▶ [Set problem] Reproduce the entries below in full, word for word.

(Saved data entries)
══════════
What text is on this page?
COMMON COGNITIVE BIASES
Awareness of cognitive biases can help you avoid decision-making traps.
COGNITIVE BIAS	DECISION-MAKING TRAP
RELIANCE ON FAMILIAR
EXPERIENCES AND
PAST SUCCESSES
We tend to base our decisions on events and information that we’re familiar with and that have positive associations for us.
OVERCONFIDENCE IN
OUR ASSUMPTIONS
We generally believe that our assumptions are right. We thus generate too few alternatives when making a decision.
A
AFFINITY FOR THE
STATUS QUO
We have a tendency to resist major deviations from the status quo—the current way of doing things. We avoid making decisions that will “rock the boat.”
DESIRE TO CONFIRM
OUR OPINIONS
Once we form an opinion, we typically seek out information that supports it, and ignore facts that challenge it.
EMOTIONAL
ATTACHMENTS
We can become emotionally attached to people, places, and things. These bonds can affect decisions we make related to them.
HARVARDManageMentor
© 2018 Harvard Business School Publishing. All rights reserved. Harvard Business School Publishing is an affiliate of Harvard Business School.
══════════
▶ [Correct output]
What text is on this page?
COMMON COGNITIVE BIASES
Awareness of cognitive biases can help you avoid decision-making traps.
COGNITIVE BIAS	DECISION-MAKING TRAP
RELIANCE ON FAMILIAR
EXPERIENCES AND
PAST SUCCESSES
We tend to base our decisions on events and information that we’re familiar with and that have positive associations for us.
OVERCONFIDENCE IN
OUR ASSUMPTIONS
We generally believe that our assumptions are right. We thus generate too few alternatives when making a decision.
A
AFFINITY FOR THE
STATUS QUO
We have a tendency to resist major deviations from the status quo—the current way of doing things. We avoid making decisions that will “rock the boat.”
DESIRE TO CONFIRM
OUR OPINIONS
Once we form an opinion, we typically seek out information that supports it, and ignore facts that challenge it.
EMOTIONAL
ATTACHMENTS
We can become emotionally attached to people, places, and things. These bonds can affect decisions we make related to them.
HARVARDManageMentor
© 2018 Harvard Business School Publishing. All rights reserved. Harvard Business School Publishing is an affiliate of Harvard Business School.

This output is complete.